### Data section
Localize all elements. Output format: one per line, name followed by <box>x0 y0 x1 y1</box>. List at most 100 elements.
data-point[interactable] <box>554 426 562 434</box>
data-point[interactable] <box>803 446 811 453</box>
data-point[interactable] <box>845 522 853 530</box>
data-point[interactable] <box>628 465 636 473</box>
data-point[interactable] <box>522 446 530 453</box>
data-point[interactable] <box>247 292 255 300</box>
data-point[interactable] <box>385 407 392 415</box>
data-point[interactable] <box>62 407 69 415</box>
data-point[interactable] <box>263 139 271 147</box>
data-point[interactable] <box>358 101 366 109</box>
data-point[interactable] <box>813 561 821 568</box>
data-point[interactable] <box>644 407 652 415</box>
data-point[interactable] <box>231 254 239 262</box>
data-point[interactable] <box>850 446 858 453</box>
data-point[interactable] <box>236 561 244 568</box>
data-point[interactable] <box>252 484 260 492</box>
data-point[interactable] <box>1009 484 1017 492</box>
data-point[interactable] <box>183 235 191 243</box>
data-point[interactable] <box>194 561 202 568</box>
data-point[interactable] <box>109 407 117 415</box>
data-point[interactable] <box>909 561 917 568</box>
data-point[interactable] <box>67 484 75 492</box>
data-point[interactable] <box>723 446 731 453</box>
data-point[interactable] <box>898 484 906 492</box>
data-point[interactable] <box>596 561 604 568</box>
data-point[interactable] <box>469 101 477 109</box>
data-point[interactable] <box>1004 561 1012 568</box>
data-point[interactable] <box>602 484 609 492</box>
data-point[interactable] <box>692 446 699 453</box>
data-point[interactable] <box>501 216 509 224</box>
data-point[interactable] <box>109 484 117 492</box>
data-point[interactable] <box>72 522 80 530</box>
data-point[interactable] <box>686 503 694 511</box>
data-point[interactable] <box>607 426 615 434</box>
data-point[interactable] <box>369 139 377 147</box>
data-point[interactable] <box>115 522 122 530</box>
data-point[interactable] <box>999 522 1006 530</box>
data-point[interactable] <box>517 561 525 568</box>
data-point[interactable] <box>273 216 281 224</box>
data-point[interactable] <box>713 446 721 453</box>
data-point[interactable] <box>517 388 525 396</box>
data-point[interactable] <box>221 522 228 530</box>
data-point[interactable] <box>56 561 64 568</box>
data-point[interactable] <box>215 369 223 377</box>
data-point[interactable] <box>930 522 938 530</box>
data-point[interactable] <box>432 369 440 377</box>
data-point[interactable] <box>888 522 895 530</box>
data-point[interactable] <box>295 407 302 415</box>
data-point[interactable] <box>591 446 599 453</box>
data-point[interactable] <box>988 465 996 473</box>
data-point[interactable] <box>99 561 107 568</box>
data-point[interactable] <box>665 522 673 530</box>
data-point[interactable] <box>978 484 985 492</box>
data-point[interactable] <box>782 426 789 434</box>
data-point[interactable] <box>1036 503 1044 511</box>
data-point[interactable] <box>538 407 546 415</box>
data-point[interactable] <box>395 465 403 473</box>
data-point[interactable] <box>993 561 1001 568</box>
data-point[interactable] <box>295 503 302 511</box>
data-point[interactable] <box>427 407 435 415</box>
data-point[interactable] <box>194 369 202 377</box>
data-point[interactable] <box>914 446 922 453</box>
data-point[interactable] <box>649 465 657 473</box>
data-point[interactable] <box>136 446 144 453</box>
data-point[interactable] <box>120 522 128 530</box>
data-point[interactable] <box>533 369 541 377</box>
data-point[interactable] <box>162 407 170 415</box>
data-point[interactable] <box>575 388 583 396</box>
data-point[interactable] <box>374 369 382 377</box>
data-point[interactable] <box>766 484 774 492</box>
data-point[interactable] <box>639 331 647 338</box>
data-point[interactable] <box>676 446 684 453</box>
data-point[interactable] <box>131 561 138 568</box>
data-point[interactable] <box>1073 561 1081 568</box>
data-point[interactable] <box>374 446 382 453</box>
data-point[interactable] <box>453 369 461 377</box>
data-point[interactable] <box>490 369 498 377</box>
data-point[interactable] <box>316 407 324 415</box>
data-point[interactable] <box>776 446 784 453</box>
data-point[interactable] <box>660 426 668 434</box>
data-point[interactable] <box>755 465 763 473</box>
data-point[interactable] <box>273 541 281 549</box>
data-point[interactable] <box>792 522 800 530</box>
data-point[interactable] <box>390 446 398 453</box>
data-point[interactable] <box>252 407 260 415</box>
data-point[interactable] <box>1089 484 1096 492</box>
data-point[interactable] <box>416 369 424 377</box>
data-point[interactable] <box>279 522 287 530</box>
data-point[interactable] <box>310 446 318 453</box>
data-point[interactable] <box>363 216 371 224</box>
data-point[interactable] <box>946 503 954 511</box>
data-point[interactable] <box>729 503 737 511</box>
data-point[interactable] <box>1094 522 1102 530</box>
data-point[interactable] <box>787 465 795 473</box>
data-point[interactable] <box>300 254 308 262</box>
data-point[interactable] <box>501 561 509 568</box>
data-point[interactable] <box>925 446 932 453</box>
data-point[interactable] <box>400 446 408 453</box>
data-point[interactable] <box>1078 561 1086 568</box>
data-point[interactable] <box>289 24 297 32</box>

### Your objective
Can you replace "interactable" with "clickable" in the lines from the start up to and including the line with "data-point[interactable] <box>56 561", giving those lines again with nothing else changed?

### Task answer
Localize all elements. Output format: one per line, name followed by <box>x0 y0 x1 y1</box>. List at most 100 elements.
data-point[clickable] <box>554 426 562 434</box>
data-point[clickable] <box>803 446 811 453</box>
data-point[clickable] <box>845 522 853 530</box>
data-point[clickable] <box>628 465 636 473</box>
data-point[clickable] <box>522 446 530 453</box>
data-point[clickable] <box>247 292 255 300</box>
data-point[clickable] <box>385 407 392 415</box>
data-point[clickable] <box>62 407 69 415</box>
data-point[clickable] <box>263 139 271 147</box>
data-point[clickable] <box>358 101 366 109</box>
data-point[clickable] <box>813 561 821 568</box>
data-point[clickable] <box>644 407 652 415</box>
data-point[clickable] <box>231 254 239 262</box>
data-point[clickable] <box>850 446 858 453</box>
data-point[clickable] <box>236 561 244 568</box>
data-point[clickable] <box>252 484 260 492</box>
data-point[clickable] <box>1009 484 1017 492</box>
data-point[clickable] <box>183 235 191 243</box>
data-point[clickable] <box>194 561 202 568</box>
data-point[clickable] <box>109 407 117 415</box>
data-point[clickable] <box>909 561 917 568</box>
data-point[clickable] <box>67 484 75 492</box>
data-point[clickable] <box>723 446 731 453</box>
data-point[clickable] <box>898 484 906 492</box>
data-point[clickable] <box>596 561 604 568</box>
data-point[clickable] <box>469 101 477 109</box>
data-point[clickable] <box>1004 561 1012 568</box>
data-point[clickable] <box>602 484 609 492</box>
data-point[clickable] <box>692 446 699 453</box>
data-point[clickable] <box>501 216 509 224</box>
data-point[clickable] <box>109 484 117 492</box>
data-point[clickable] <box>72 522 80 530</box>
data-point[clickable] <box>686 503 694 511</box>
data-point[clickable] <box>607 426 615 434</box>
data-point[clickable] <box>369 139 377 147</box>
data-point[clickable] <box>115 522 122 530</box>
data-point[clickable] <box>999 522 1006 530</box>
data-point[clickable] <box>517 561 525 568</box>
data-point[clickable] <box>273 216 281 224</box>
data-point[clickable] <box>713 446 721 453</box>
data-point[clickable] <box>517 388 525 396</box>
data-point[clickable] <box>221 522 228 530</box>
data-point[clickable] <box>56 561 64 568</box>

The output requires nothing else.